>> Start
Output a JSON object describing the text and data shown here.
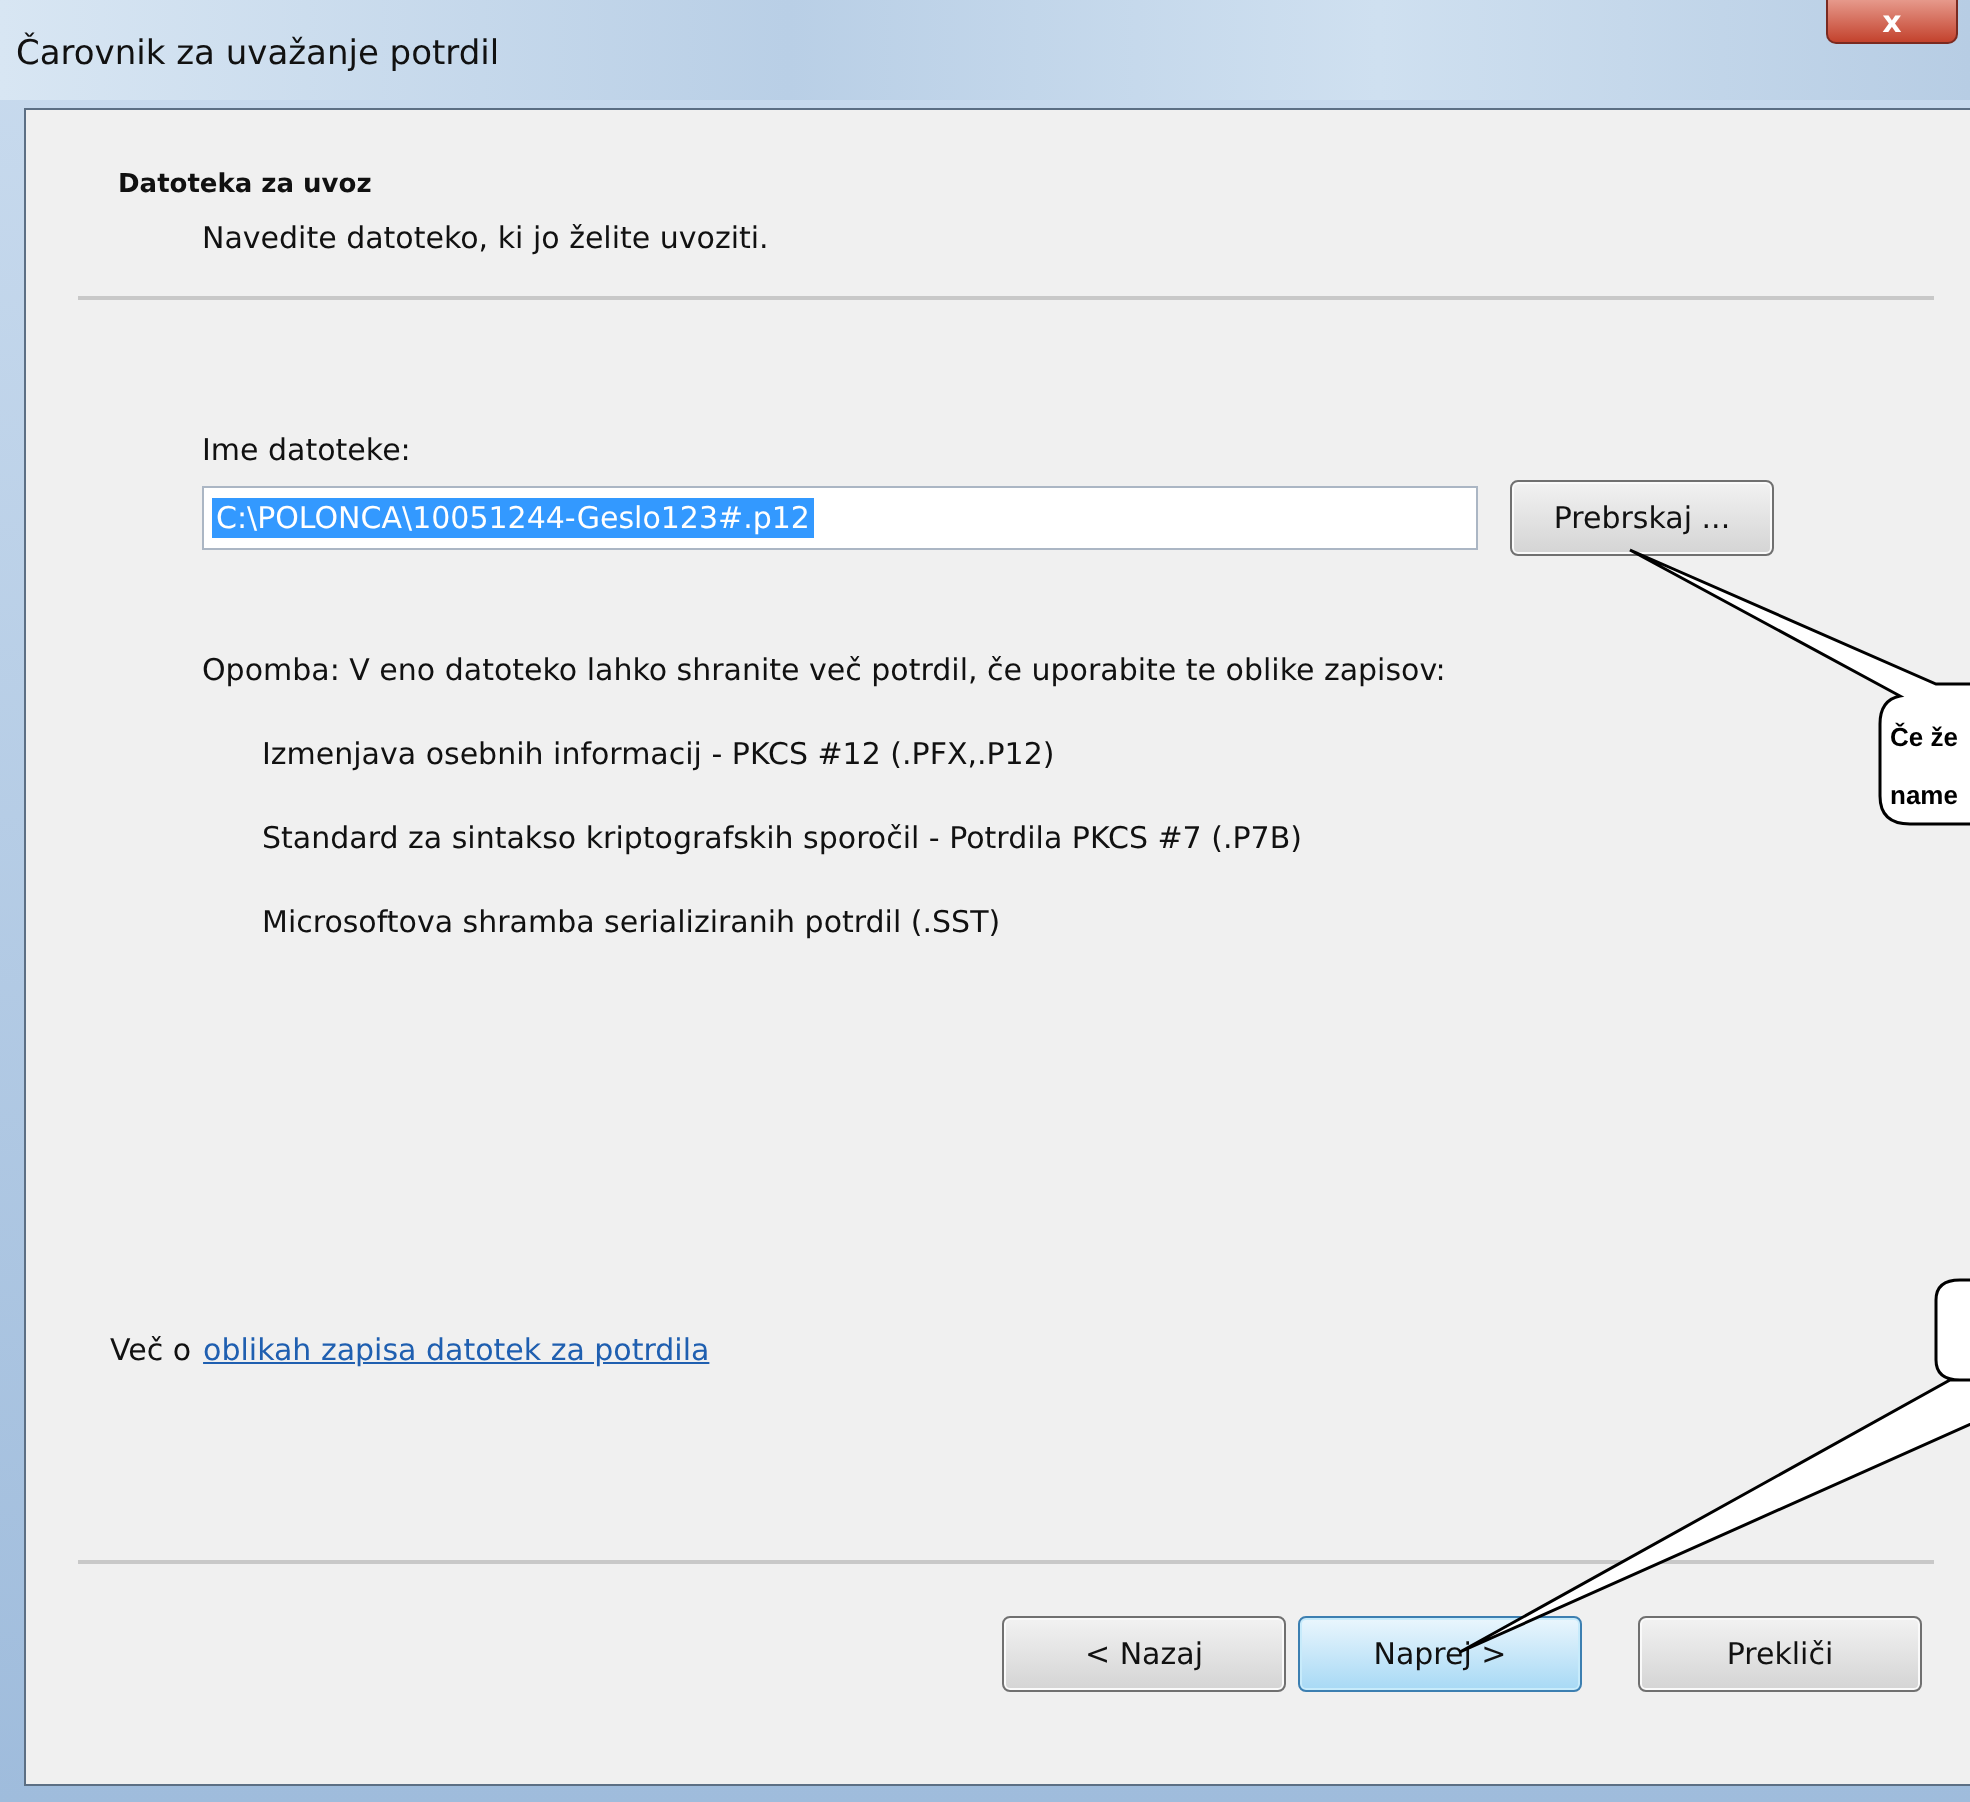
{
  "window": {
    "title": "Čarovnik za uvažanje potrdil",
    "close_button": "x"
  },
  "header": {
    "title": "Datoteka za uvoz",
    "subtitle": "Navedite datoteko, ki jo želite uvoziti."
  },
  "file_field": {
    "label": "Ime datoteke:",
    "value": "C:\\POLONCA\\10051244-Geslo123#.p12",
    "text_selected": true,
    "browse_button": "Prebrskaj ..."
  },
  "note": "Opomba: V eno datoteko lahko shranite več potrdil, če uporabite te oblike zapisov:",
  "formats": [
    "Izmenjava osebnih informacij - PKCS #12 (.PFX,.P12)",
    "Standard za sintakso kriptografskih sporočil - Potrdila PKCS #7 (.P7B)",
    "Microsoftova shramba serializiranih potrdil (.SST)"
  ],
  "more_info": {
    "prefix": "Več o",
    "link": "oblikah zapisa datotek za potrdila"
  },
  "buttons": [
    {
      "label": "< Nazaj",
      "default": false
    },
    {
      "label": "Naprej >",
      "default": true
    },
    {
      "label": "Prekliči",
      "default": false
    }
  ],
  "callouts": [
    {
      "kind": "text",
      "lines": [
        "Če že",
        "name"
      ]
    },
    {
      "kind": "empty"
    }
  ]
}
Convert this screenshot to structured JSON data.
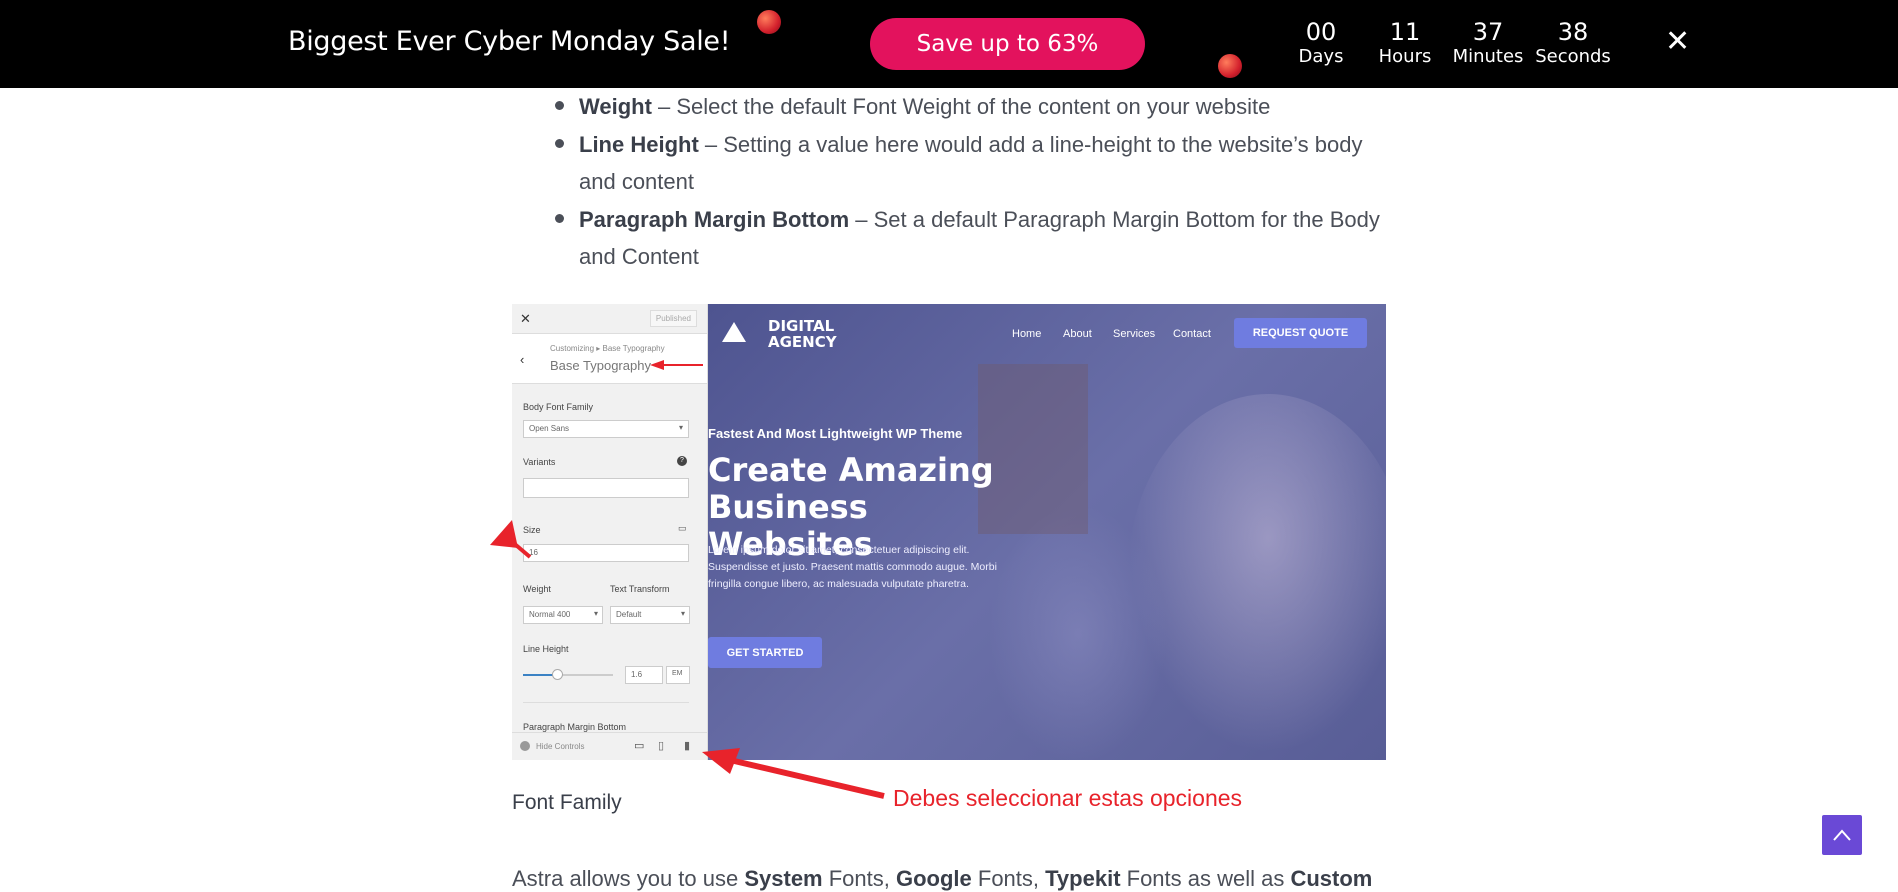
{
  "promo": {
    "title": "Biggest Ever Cyber Monday Sale!",
    "cta": "Save up to 63%",
    "countdown": [
      {
        "value": "00",
        "label": "Days"
      },
      {
        "value": "11",
        "label": "Hours"
      },
      {
        "value": "37",
        "label": "Minutes"
      },
      {
        "value": "38",
        "label": "Seconds"
      }
    ],
    "close": "✕"
  },
  "bullets": [
    {
      "term": "Weight",
      "text": " – Select the default Font Weight of the content on your website"
    },
    {
      "term": "Line Height",
      "text": " – Setting a value here would add a line-height to the website’s body and content"
    },
    {
      "term": "Paragraph Margin Bottom",
      "text": " – Set a default Paragraph Margin Bottom for the Body and Content"
    }
  ],
  "screenshot": {
    "panel": {
      "published": "Published",
      "crumb_small": "Customizing ▸ Base Typography",
      "crumb_title": "Base Typography",
      "body_font_family_label": "Body Font Family",
      "body_font_family_value": "Open Sans",
      "variants_label": "Variants",
      "size_label": "Size",
      "size_value": "16",
      "weight_label": "Weight",
      "weight_value": "Normal 400",
      "transform_label": "Text Transform",
      "transform_value": "Default",
      "line_height_label": "Line Height",
      "line_height_value": "1.6",
      "line_height_unit": "EM",
      "pmb_label": "Paragraph Margin Bottom",
      "hide_controls": "Hide Controls"
    },
    "site": {
      "logo_line1": "DIGITAL",
      "logo_line2": "AGENCY",
      "nav": [
        "Home",
        "About",
        "Services",
        "Contact"
      ],
      "quote_btn": "REQUEST QUOTE",
      "tagline": "Fastest And Most Lightweight WP Theme",
      "headline_1": "Create Amazing",
      "headline_2": "Business Websites",
      "paragraph": "Lorem ipsum dolor sit amet, consectetuer adipiscing elit. Suspendisse et justo. Praesent mattis commodo augue. Morbi fringilla congue libero, ac malesuada vulputate pharetra.",
      "cta": "GET STARTED"
    }
  },
  "annotation": "Debes seleccionar estas opciones",
  "font_family_heading": "Font Family",
  "last_paragraph": {
    "p1": "Astra allows you to use ",
    "b1": "System",
    "p2": " Fonts, ",
    "b2": "Google",
    "p3": " Fonts, ",
    "b3": "Typekit",
    "p4": " Fonts as well as ",
    "b4": "Custom"
  },
  "colors": {
    "promo_button": "#e3125d",
    "annotation_red": "#e8232b",
    "scroll_top": "#6a49d6",
    "site_overlay": "#575d95",
    "site_button": "#6f7ce0"
  }
}
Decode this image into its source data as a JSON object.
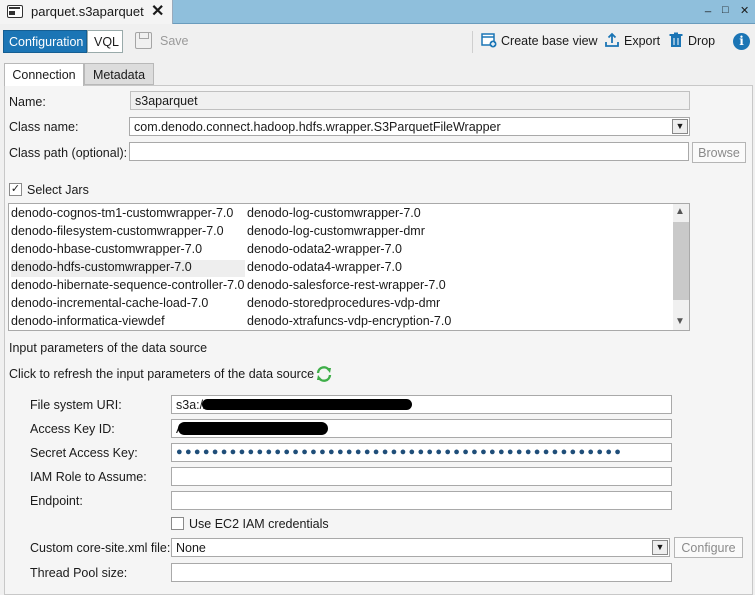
{
  "tab": {
    "title": "parquet.s3aparquet",
    "close_glyph": "✕"
  },
  "window_controls": {
    "minimize": "_",
    "maximize": "□",
    "close": "✕"
  },
  "toolbar": {
    "configuration": "Configuration",
    "vql": "VQL",
    "save": "Save",
    "create_base_view": "Create base view",
    "export": "Export",
    "drop": "Drop",
    "info": "i"
  },
  "inner_tabs": {
    "connection": "Connection",
    "metadata": "Metadata"
  },
  "form": {
    "name_label": "Name:",
    "name_value": "s3aparquet",
    "class_name_label": "Class name:",
    "class_name_value": "com.denodo.connect.hadoop.hdfs.wrapper.S3ParquetFileWrapper",
    "class_path_label": "Class path (optional):",
    "class_path_value": "",
    "browse": "Browse",
    "select_jars_label": "Select Jars",
    "select_jars_checked": true
  },
  "jars": {
    "left": [
      "denodo-cognos-tm1-customwrapper-7.0",
      "denodo-filesystem-customwrapper-7.0",
      "denodo-hbase-customwrapper-7.0",
      "denodo-hdfs-customwrapper-7.0",
      "denodo-hibernate-sequence-controller-7.0",
      "denodo-incremental-cache-load-7.0",
      "denodo-informatica-viewdef"
    ],
    "right": [
      "denodo-log-customwrapper-7.0",
      "denodo-log-customwrapper-dmr",
      "denodo-odata2-wrapper-7.0",
      "denodo-odata4-wrapper-7.0",
      "denodo-salesforce-rest-wrapper-7.0",
      "denodo-storedprocedures-vdp-dmr",
      "denodo-xtrafuncs-vdp-encryption-7.0"
    ],
    "selected": "denodo-hdfs-customwrapper-7.0"
  },
  "params": {
    "heading": "Input parameters of the data source",
    "refresh_text": "Click to refresh the input parameters of the data source",
    "fs_uri_label": "File system URI:",
    "fs_uri_value": "s3a://",
    "access_key_label": "Access Key ID:",
    "access_key_value": "A",
    "secret_key_label": "Secret Access Key:",
    "secret_key_value": "●●●●●●●●●●●●●●●●●●●●●●●●●●●●●●●●●●●●●●●●●●●●●●●●●●",
    "iam_role_label": "IAM Role to Assume:",
    "iam_role_value": "",
    "endpoint_label": "Endpoint:",
    "endpoint_value": "",
    "ec2_label": "Use EC2 IAM credentials",
    "ec2_checked": false,
    "core_site_label": "Custom core-site.xml file:",
    "core_site_value": "None",
    "configure": "Configure",
    "thread_pool_label": "Thread Pool size:",
    "thread_pool_value": ""
  }
}
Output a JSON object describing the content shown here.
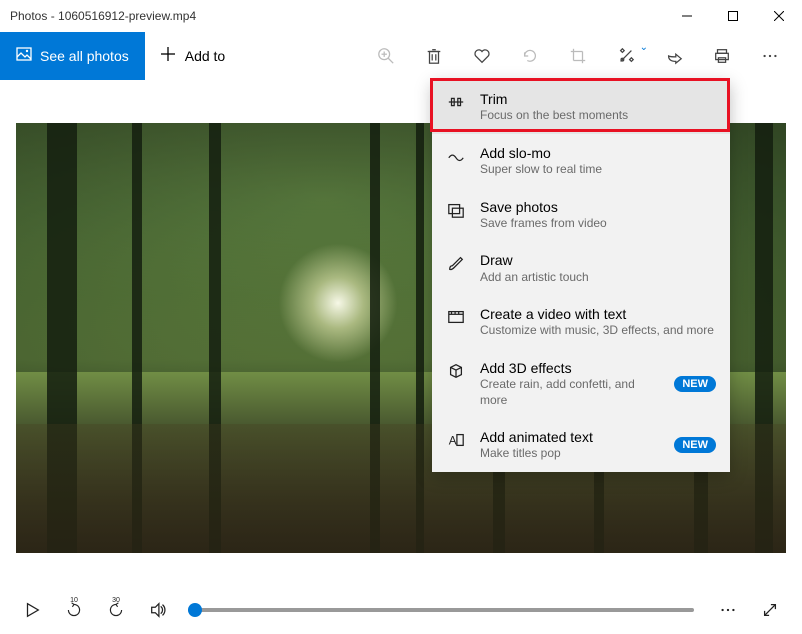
{
  "window": {
    "title": "Photos - 1060516912-preview.mp4"
  },
  "toolbar": {
    "see_all": "See all photos",
    "add_to": "Add to"
  },
  "dropdown": {
    "items": [
      {
        "title": "Trim",
        "sub": "Focus on the best moments"
      },
      {
        "title": "Add slo-mo",
        "sub": "Super slow to real time"
      },
      {
        "title": "Save photos",
        "sub": "Save frames from video"
      },
      {
        "title": "Draw",
        "sub": "Add an artistic touch"
      },
      {
        "title": "Create a video with text",
        "sub": "Customize with music, 3D effects, and more"
      },
      {
        "title": "Add 3D effects",
        "sub": "Create rain, add confetti, and more",
        "badge": "NEW"
      },
      {
        "title": "Add animated text",
        "sub": "Make titles pop",
        "badge": "NEW"
      }
    ]
  },
  "playbar": {
    "skip_back": "10",
    "skip_fwd": "30"
  }
}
>> End
Say how many lines of the listing above contain "describing", with no other words.

FINISHED ANSWER
2